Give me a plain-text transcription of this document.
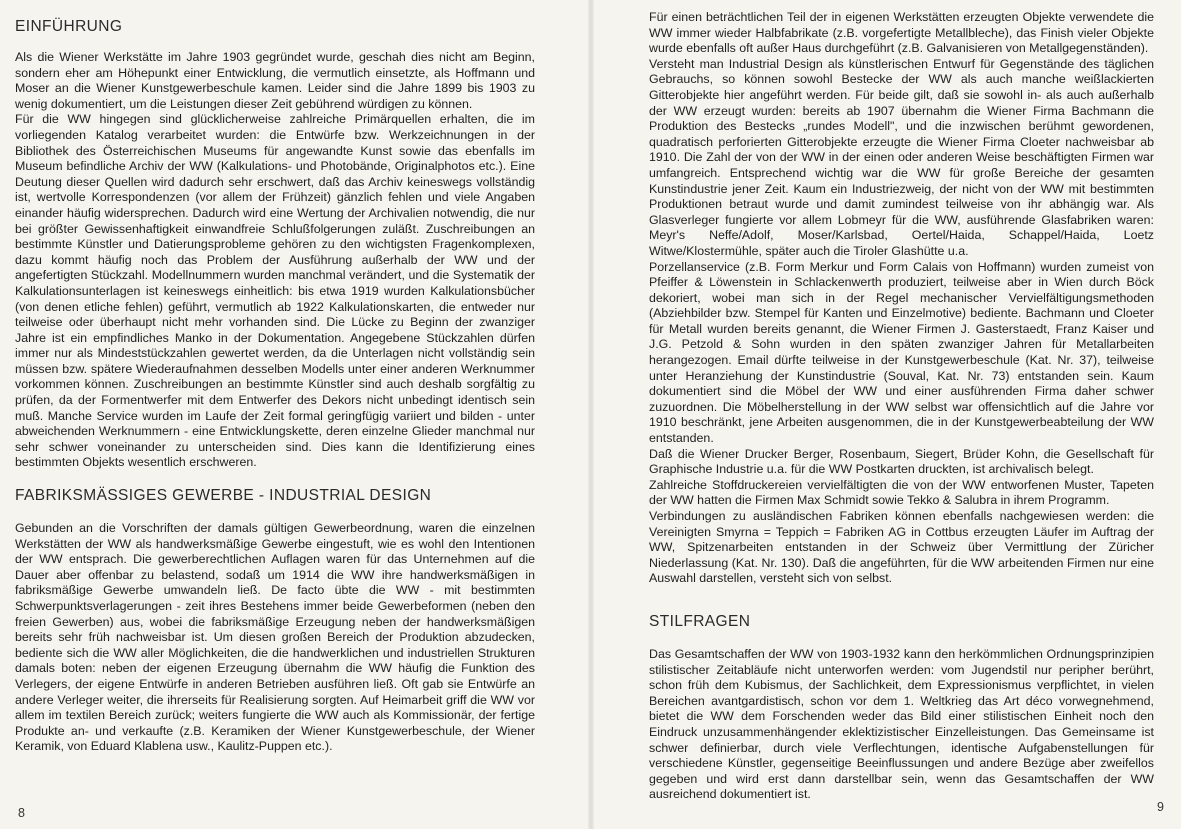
EINFÜHRUNG

Als die Wiener Werkstätte im Jahre 1903 gegründet wurde, geschah dies nicht am Beginn, sondern eher am Höhepunkt einer Entwicklung, die vermutlich einsetzte, als Hoffmann und Moser an die Wiener Kunstgewerbeschule kamen. Leider sind die Jahre 1899 bis 1903 zu wenig dokumentiert, um die Leistungen dieser Zeit gebührend würdigen zu können.

Für die WW hingegen sind glücklicherweise zahlreiche Primärquellen erhalten, die im vorliegenden Katalog verarbeitet wurden: die Entwürfe bzw. Werkzeichnungen in der Bibliothek des Österreichischen Museums für angewandte Kunst sowie das ebenfalls im Museum befindliche Archiv der WW (Kalkulations- und Photobände, Originalphotos etc.). Eine Deutung dieser Quellen wird dadurch sehr erschwert, daß das Archiv keineswegs vollständig ist, wertvolle Korrespondenzen (vor allem der Frühzeit) gänzlich fehlen und viele Angaben einander häufig widersprechen. Dadurch wird eine Wertung der Archivalien notwendig, die nur bei größter Gewissenhaftigkeit einwandfreie Schlußfolgerungen zuläßt. Zuschreibungen an bestimmte Künstler und Datierungsprobleme gehören zu den wichtigsten Fragenkomplexen, dazu kommt häufig noch das Problem der Ausführung außerhalb der WW und der angefertigten Stückzahl. Modellnummern wurden manchmal verändert, und die Systematik der Kalkulationsunterlagen ist keineswegs einheitlich: bis etwa 1919 wurden Kalkulationsbücher (von denen etliche fehlen) geführt, vermutlich ab 1922 Kalkulationskarten, die entweder nur teilweise oder überhaupt nicht mehr vorhanden sind. Die Lücke zu Beginn der zwanziger Jahre ist ein empfindliches Manko in der Dokumentation. Angegebene Stückzahlen dürfen immer nur als Mindeststückzahlen gewertet werden, da die Unterlagen nicht vollständig sein müssen bzw. spätere Wiederaufnahmen desselben Modells unter einer anderen Werknummer vorkommen können. Zuschreibungen an bestimmte Künstler sind auch deshalb sorgfältig zu prüfen, da der Formentwerfer mit dem Entwerfer des Dekors nicht unbedingt identisch sein muß. Manche Service wurden im Laufe der Zeit formal geringfügig variiert und bilden - unter abweichenden Werknummern - eine Entwicklungskette, deren einzelne Glieder manchmal nur sehr schwer voneinander zu unterscheiden sind. Dies kann die Identifizierung eines bestimmten Objekts wesentlich erschweren.

FABRIKSMÄSSIGES GEWERBE - INDUSTRIAL DESIGN

Gebunden an die Vorschriften der damals gültigen Gewerbeordnung, waren die einzelnen Werkstätten der WW als handwerksmäßige Gewerbe eingestuft, wie es wohl den Intentionen der WW entsprach. Die gewerberechtlichen Auflagen waren für das Unternehmen auf die Dauer aber offenbar zu belastend, sodaß um 1914 die WW ihre handwerksmäßigen in fabriksmäßige Gewerbe umwandeln ließ. De facto übte die WW - mit bestimmten Schwerpunktsverlagerungen - zeit ihres Bestehens immer beide Gewerbeformen (neben den freien Gewerben) aus, wobei die fabriksmäßige Erzeugung neben der handwerksmäßigen bereits sehr früh nachweisbar ist. Um diesen großen Bereich der Produktion abzudecken, bediente sich die WW aller Möglichkeiten, die die handwerklichen und industriellen Strukturen damals boten: neben der eigenen Erzeugung übernahm die WW häufig die Funktion des Verlegers, der eigene Entwürfe in anderen Betrieben ausführen ließ. Oft gab sie Entwürfe an andere Verleger weiter, die ihrerseits für Realisierung sorgten. Auf Heimarbeit griff die WW vor allem im textilen Bereich zurück; weiters fungierte die WW auch als Kommissionär, der fertige Produkte an- und verkaufte (z.B. Keramiken der Wiener Kunstgewerbeschule, der Wiener Keramik, von Eduard Klablena usw., Kaulitz-Puppen etc.).

8

Für einen beträchtlichen Teil der in eigenen Werkstätten erzeugten Objekte verwendete die WW immer wieder Halbfabrikate (z.B. vorgefertigte Metallbleche), das Finish vieler Objekte wurde ebenfalls oft außer Haus durchgeführt (z.B. Galvanisieren von Metallgegenständen).

Versteht man Industrial Design als künstlerischen Entwurf für Gegenstände des täglichen Gebrauchs, so können sowohl Bestecke der WW als auch manche weißlackierten Gitterobjekte hier angeführt werden. Für beide gilt, daß sie sowohl in- als auch außerhalb der WW erzeugt wurden: bereits ab 1907 übernahm die Wiener Firma Bachmann die Produktion des Bestecks „rundes Modell", und die inzwischen berühmt gewordenen, quadratisch perforierten Gitterobjekte erzeugte die Wiener Firma Cloeter nachweisbar ab 1910. Die Zahl der von der WW in der einen oder anderen Weise beschäftigten Firmen war umfangreich. Entsprechend wichtig war die WW für große Bereiche der gesamten Kunstindustrie jener Zeit. Kaum ein Industriezweig, der nicht von der WW mit bestimmten Produktionen betraut wurde und damit zumindest teilweise von ihr abhängig war. Als Glasverleger fungierte vor allem Lobmeyr für die WW, ausführende Glasfabriken waren: Meyr's Neffe/Adolf, Moser/Karlsbad, Oertel/Haida, Schappel/Haida, Loetz Witwe/Klostermühle, später auch die Tiroler Glashütte u.a.

Porzellanservice (z.B. Form Merkur und Form Calais von Hoffmann) wurden zumeist von Pfeiffer & Löwenstein in Schlackenwerth produziert, teilweise aber in Wien durch Böck dekoriert, wobei man sich in der Regel mechanischer Vervielfältigungsmethoden (Abziehbilder bzw. Stempel für Kanten und Einzelmotive) bediente. Bachmann und Cloeter für Metall wurden bereits genannt, die Wiener Firmen J. Gasterstaedt, Franz Kaiser und J.G. Petzold & Sohn wurden in den späten zwanziger Jahren für Metallarbeiten herangezogen. Email dürfte teilweise in der Kunstgewerbeschule (Kat. Nr. 37), teilweise unter Heranziehung der Kunstindustrie (Souval, Kat. Nr. 73) entstanden sein. Kaum dokumentiert sind die Möbel der WW und einer ausführenden Firma daher schwer zuzuordnen. Die Möbelherstellung in der WW selbst war offensichtlich auf die Jahre vor 1910 beschränkt, jene Arbeiten ausgenommen, die in der Kunstgewerbeabteilung der WW entstanden.

Daß die Wiener Drucker Berger, Rosenbaum, Siegert, Brüder Kohn, die Gesellschaft für Graphische Industrie u.a. für die WW Postkarten druckten, ist archivalisch belegt.

Zahlreiche Stoffdruckereien vervielfältigten die von der WW entworfenen Muster, Tapeten der WW hatten die Firmen Max Schmidt sowie Tekko & Salubra in ihrem Programm.

Verbindungen zu ausländischen Fabriken können ebenfalls nachgewiesen werden: die Vereinigten Smyrna = Teppich = Fabriken AG in Cottbus erzeugten Läufer im Auftrag der WW, Spitzenarbeiten entstanden in der Schweiz über Vermittlung der Züricher Niederlassung (Kat. Nr. 130). Daß die angeführten, für die WW arbeitenden Firmen nur eine Auswahl darstellen, versteht sich von selbst.

STILFRAGEN

Das Gesamtschaffen der WW von 1903-1932 kann den herkömmlichen Ordnungsprinzipien stilistischer Zeitabläufe nicht unterworfen werden: vom Jugendstil nur peripher berührt, schon früh dem Kubismus, der Sachlichkeit, dem Expressionismus verpflichtet, in vielen Bereichen avantgardistisch, schon vor dem 1. Weltkrieg das Art déco vorwegnehmend, bietet die WW dem Forschenden weder das Bild einer stilistischen Einheit noch den Eindruck unzusammenhängender eklektizistischer Einzelleistungen. Das Gemeinsame ist schwer definierbar, durch viele Verflechtungen, identische Aufgabenstellungen für verschiedene Künstler, gegenseitige Beeinflussungen und andere Bezüge aber zweifellos gegeben und wird erst dann darstellbar sein, wenn das Gesamtschaffen der WW ausreichend dokumentiert ist.

9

▸ **Action item**: Give the number of lines in the records that contain the string "erzeugten", with no other output.

▸ **Exercise answer**: 2